**Collection entries:**
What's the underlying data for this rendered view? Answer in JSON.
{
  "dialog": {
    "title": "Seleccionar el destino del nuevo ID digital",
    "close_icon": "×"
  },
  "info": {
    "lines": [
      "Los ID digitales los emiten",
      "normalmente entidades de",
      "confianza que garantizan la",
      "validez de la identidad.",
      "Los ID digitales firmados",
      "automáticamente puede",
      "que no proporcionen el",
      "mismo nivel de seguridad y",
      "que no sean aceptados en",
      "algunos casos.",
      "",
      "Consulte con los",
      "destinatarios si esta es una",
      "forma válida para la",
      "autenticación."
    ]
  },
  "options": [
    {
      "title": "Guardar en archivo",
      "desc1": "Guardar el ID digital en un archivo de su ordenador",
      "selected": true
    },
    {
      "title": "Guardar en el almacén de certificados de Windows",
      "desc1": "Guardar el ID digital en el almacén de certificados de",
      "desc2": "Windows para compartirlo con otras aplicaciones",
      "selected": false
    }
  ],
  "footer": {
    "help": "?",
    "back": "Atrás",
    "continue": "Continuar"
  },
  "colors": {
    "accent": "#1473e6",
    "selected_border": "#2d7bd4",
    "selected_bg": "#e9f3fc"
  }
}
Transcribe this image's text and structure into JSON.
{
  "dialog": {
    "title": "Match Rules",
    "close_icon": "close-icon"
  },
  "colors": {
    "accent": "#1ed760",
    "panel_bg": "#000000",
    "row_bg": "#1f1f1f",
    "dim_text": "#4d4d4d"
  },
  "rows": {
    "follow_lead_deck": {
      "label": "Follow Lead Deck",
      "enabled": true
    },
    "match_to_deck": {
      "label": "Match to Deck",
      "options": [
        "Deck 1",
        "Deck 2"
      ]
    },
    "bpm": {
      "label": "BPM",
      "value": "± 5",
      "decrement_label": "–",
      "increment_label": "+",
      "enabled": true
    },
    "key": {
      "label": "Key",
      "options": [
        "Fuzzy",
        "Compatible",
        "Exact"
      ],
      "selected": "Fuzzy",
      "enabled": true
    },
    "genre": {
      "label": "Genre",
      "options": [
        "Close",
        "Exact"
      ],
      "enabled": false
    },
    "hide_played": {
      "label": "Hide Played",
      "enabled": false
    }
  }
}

**The problem:** Extract the complete data, matching each line exactly.

**Worked solution:**
What's the underlying data for this rendered view? Answer in JSON.
{
  "dialog": {
    "title": "Seleccionar el destino del nuevo ID digital",
    "close_icon": "×"
  },
  "info": {
    "lines": [
      "Los ID digitales los emiten",
      "normalmente entidades de",
      "confianza que garantizan la",
      "validez de la identidad.",
      "Los ID digitales firmados",
      "automáticamente puede",
      "que no proporcionen el",
      "mismo nivel de seguridad y",
      "que no sean aceptados en",
      "algunos casos.",
      "",
      "Consulte con los",
      "destinatarios si esta es una",
      "forma válida para la",
      "autenticación."
    ]
  },
  "options": [
    {
      "title": "Guardar en archivo",
      "desc1": "Guardar el ID digital en un archivo de su ordenador",
      "selected": true
    },
    {
      "title": "Guardar en el almacén de certificados de Windows",
      "desc1": "Guardar el ID digital en el almacén de certificados de",
      "desc2": "Windows para compartirlo con otras aplicaciones",
      "selected": false
    }
  ],
  "footer": {
    "help": "?",
    "back": "Atrás",
    "continue": "Continuar"
  },
  "colors": {
    "accent": "#1473e6",
    "selected_border": "#2d7bd4",
    "selected_bg": "#e9f3fc"
  }
}
Transcribe this image's text and structure into JSON.
{
  "dialog": {
    "title": "Match Rules",
    "close_icon": "close-icon"
  },
  "colors": {
    "accent": "#1ed760",
    "panel_bg": "#000000",
    "row_bg": "#1f1f1f",
    "dim_text": "#4d4d4d"
  },
  "rows": {
    "follow_lead_deck": {
      "label": "Follow Lead Deck",
      "enabled": true
    },
    "match_to_deck": {
      "label": "Match to Deck",
      "options": [
        "Deck 1",
        "Deck 2"
      ]
    },
    "bpm": {
      "label": "BPM",
      "value": "± 5",
      "decrement_label": "–",
      "increment_label": "+",
      "enabled": true
    },
    "key": {
      "label": "Key",
      "options": [
        "Fuzzy",
        "Compatible",
        "Exact"
      ],
      "selected": "Fuzzy",
      "enabled": true
    },
    "genre": {
      "label": "Genre",
      "options": [
        "Close",
        "Exact"
      ],
      "enabled": false
    },
    "hide_played": {
      "label": "Hide Played",
      "enabled": false
    }
  }
}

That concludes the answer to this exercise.